Collected data entries
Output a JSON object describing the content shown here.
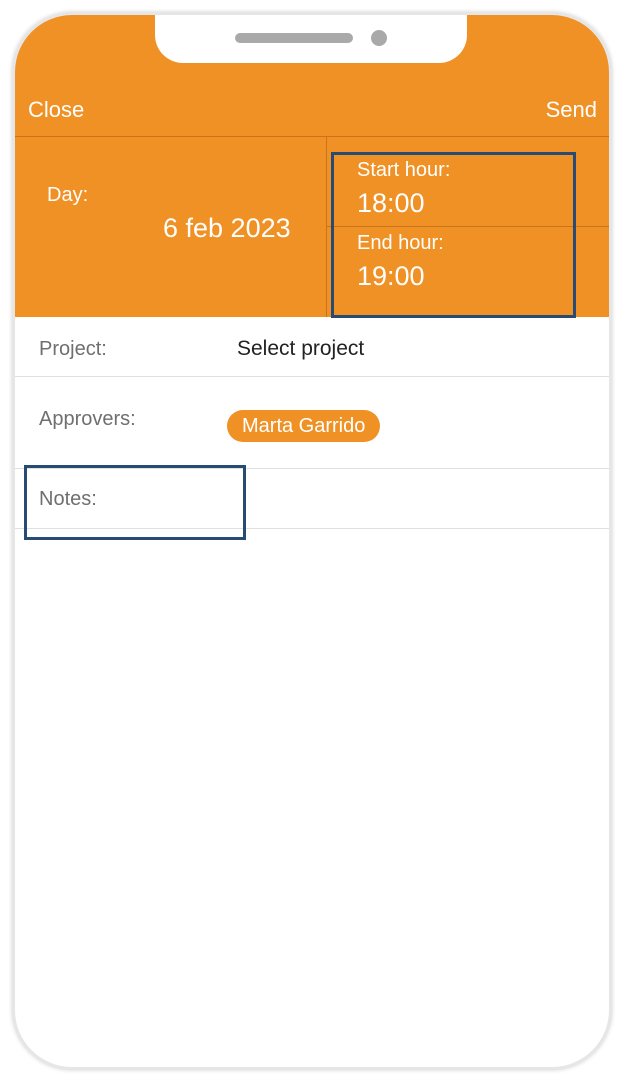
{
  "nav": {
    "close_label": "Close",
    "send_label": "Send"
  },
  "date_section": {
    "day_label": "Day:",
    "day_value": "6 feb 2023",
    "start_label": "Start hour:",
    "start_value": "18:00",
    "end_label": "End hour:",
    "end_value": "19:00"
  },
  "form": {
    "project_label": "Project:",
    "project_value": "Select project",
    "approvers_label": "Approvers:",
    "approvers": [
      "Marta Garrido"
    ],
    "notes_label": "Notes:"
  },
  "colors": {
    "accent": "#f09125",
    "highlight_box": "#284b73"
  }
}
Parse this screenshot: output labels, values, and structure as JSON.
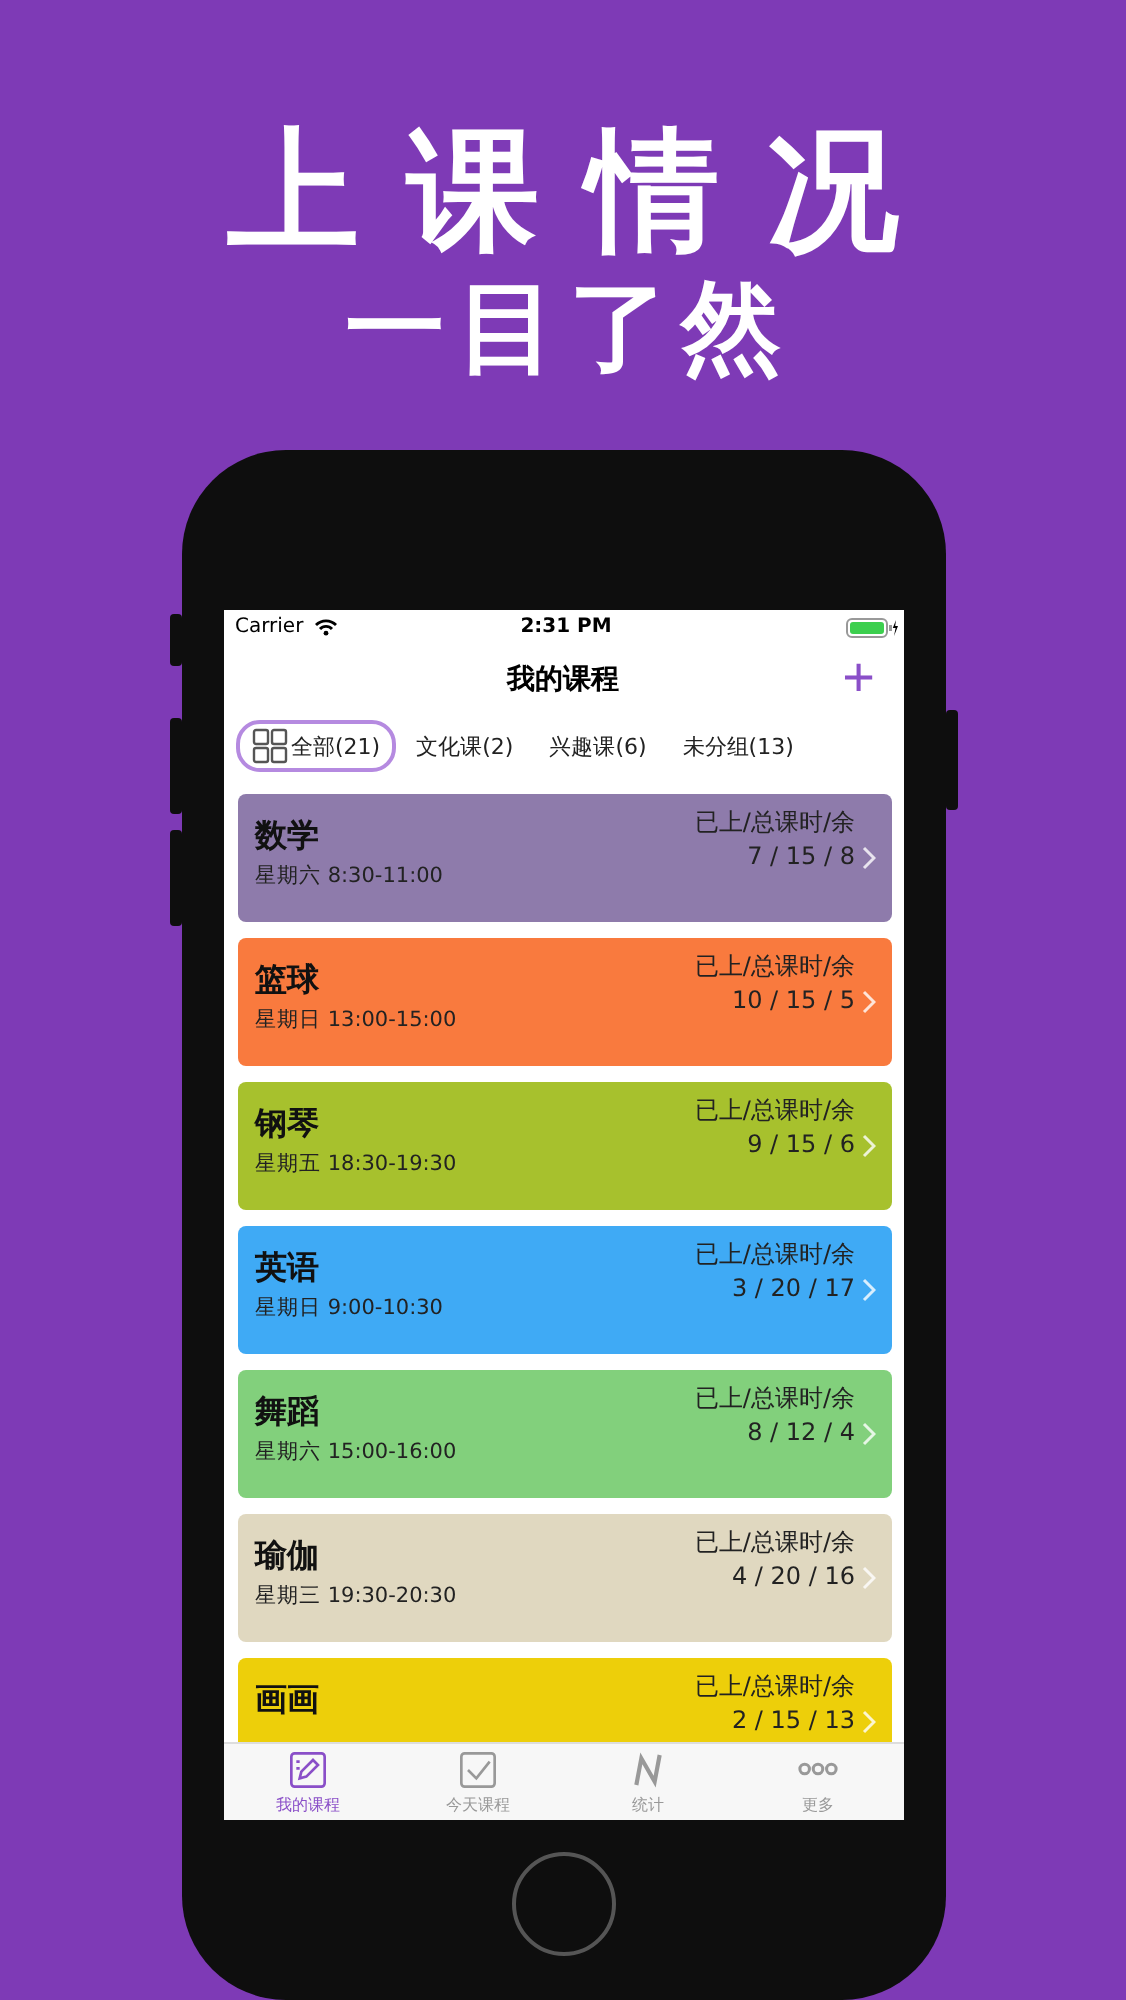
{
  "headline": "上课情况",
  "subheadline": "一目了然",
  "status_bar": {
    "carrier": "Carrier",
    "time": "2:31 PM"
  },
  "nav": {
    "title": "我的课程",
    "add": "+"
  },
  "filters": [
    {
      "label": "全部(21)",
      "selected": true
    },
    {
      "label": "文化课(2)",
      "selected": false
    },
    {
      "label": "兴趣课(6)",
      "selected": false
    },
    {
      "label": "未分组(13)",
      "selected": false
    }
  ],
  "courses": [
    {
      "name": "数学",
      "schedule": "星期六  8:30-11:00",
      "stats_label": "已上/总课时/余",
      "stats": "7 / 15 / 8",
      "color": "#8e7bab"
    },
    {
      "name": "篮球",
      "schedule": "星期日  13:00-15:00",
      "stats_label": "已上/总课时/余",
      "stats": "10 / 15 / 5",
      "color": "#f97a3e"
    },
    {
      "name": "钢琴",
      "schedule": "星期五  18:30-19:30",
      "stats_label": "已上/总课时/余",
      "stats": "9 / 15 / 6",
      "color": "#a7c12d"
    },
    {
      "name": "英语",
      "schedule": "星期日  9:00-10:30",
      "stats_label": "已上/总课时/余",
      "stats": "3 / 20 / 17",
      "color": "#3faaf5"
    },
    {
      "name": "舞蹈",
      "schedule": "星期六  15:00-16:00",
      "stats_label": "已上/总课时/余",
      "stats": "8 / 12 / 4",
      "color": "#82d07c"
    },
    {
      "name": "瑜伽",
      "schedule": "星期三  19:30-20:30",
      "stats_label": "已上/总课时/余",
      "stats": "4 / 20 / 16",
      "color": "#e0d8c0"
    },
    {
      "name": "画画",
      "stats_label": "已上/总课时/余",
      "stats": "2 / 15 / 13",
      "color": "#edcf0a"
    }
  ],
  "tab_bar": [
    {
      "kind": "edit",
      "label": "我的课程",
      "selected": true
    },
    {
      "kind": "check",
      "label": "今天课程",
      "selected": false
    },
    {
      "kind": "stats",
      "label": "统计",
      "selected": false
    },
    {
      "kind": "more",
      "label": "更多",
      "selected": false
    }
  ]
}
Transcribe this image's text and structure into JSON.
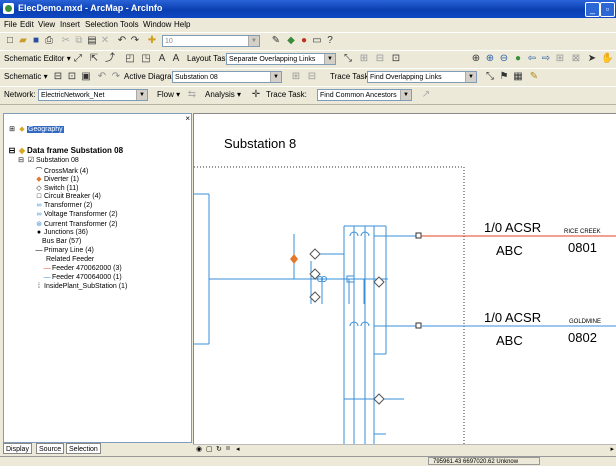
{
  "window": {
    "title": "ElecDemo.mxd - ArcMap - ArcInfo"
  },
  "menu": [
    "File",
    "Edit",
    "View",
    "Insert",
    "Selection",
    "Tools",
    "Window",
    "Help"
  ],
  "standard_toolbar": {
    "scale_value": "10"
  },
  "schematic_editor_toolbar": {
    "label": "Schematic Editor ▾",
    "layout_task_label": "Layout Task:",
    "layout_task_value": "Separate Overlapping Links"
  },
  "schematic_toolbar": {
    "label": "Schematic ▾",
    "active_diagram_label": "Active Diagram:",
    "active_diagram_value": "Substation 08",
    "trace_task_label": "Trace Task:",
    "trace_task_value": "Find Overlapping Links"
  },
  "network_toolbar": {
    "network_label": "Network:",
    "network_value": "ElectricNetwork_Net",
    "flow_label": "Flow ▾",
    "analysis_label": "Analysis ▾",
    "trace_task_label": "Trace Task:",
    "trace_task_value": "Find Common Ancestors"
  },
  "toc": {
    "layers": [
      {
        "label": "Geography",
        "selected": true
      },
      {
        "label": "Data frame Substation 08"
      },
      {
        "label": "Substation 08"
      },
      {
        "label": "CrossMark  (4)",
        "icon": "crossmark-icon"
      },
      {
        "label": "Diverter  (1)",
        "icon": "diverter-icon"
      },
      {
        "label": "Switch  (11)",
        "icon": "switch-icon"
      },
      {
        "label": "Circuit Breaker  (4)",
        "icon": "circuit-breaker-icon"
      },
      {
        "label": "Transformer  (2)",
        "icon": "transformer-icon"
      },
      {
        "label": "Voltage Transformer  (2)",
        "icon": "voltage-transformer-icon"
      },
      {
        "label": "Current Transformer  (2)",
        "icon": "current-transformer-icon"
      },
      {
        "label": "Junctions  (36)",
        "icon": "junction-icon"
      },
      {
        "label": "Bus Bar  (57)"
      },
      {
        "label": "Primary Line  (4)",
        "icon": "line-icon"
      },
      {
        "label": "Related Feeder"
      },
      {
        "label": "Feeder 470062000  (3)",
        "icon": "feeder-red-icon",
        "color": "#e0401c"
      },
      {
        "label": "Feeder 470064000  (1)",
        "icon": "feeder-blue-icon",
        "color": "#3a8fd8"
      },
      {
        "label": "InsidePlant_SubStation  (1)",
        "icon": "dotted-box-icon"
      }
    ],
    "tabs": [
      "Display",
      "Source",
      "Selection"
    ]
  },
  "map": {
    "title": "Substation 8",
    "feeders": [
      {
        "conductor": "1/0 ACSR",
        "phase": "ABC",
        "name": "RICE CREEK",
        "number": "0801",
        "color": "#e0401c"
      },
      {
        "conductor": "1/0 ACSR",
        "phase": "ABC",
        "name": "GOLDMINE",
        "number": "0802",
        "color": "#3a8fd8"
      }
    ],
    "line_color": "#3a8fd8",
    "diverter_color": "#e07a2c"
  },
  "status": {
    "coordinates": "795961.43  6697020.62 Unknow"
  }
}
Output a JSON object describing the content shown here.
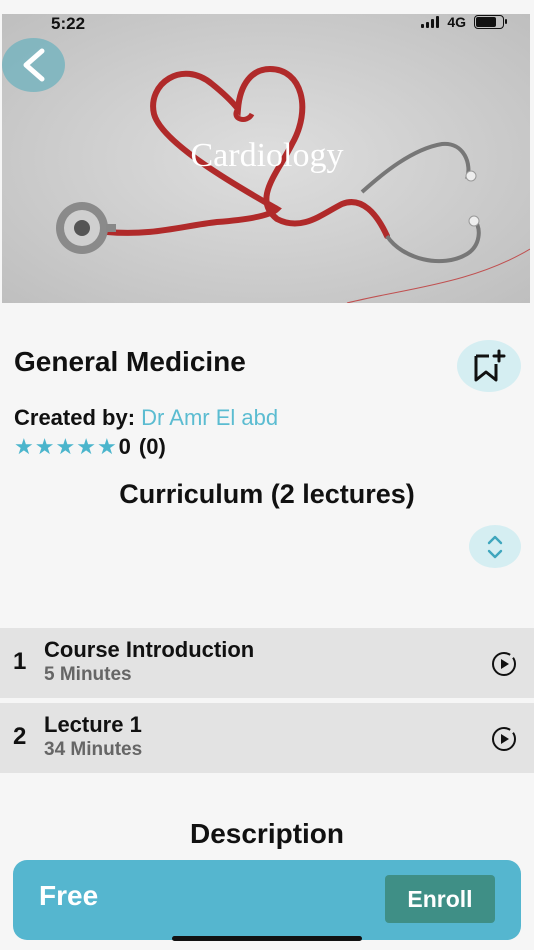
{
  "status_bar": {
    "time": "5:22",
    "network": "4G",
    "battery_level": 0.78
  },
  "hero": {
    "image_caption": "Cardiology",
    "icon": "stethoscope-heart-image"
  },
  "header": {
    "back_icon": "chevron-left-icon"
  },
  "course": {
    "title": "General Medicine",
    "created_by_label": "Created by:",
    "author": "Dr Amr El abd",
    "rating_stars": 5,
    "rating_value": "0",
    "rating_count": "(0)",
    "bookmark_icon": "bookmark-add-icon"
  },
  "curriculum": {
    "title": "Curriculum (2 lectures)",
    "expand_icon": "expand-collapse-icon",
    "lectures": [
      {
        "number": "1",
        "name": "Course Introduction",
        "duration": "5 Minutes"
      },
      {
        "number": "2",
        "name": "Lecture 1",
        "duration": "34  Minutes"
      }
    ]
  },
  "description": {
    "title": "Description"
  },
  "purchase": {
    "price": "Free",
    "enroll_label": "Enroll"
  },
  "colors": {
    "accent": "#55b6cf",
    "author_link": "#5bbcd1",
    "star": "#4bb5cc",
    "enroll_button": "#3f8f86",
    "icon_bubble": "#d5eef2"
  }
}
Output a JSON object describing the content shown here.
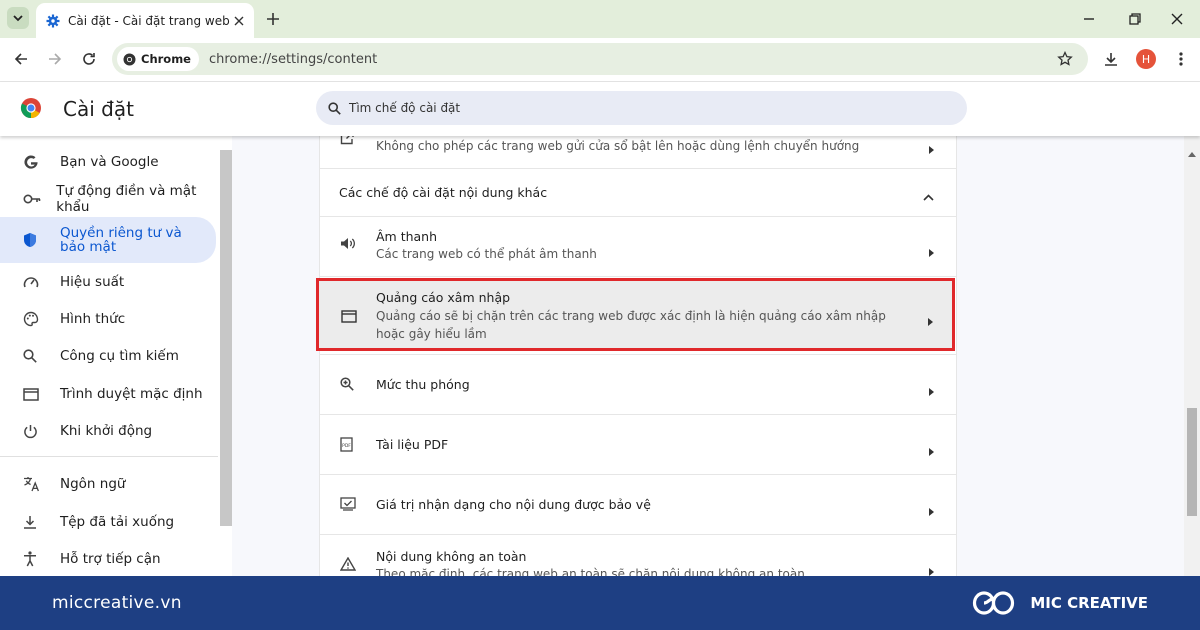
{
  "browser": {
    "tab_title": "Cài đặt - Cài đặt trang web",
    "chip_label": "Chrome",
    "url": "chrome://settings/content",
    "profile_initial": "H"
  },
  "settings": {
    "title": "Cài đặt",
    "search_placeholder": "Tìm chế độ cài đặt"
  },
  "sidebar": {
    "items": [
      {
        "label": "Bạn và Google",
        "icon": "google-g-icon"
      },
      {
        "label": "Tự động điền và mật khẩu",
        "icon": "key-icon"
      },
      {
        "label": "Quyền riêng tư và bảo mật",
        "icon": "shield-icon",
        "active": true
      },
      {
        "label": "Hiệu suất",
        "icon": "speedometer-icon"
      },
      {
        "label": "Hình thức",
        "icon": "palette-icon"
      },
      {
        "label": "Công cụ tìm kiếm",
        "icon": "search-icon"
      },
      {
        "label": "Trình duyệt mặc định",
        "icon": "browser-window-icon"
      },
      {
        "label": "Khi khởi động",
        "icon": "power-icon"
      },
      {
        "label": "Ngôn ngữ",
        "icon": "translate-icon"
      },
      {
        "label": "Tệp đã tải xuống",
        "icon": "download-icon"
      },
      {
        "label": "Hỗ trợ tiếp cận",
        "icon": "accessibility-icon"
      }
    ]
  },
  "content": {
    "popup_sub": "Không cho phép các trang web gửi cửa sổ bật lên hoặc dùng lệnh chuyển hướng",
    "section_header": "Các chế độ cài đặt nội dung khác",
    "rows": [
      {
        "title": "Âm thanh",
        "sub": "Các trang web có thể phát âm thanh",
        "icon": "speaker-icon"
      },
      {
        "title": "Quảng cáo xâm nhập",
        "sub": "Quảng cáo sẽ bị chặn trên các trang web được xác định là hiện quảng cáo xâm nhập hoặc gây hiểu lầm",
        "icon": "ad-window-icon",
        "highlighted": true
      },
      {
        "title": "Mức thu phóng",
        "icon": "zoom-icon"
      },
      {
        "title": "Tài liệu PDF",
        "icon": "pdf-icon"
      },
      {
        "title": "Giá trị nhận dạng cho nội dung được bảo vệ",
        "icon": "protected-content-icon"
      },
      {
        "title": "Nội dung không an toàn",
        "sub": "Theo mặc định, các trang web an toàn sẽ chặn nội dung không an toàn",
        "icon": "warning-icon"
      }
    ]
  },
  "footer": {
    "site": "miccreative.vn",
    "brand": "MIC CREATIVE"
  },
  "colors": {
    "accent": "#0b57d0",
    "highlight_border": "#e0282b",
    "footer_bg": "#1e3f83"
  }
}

Task prompt:
How many of the lines in the listing above hold the word "hour"? Report only that figure.

Written answer:
2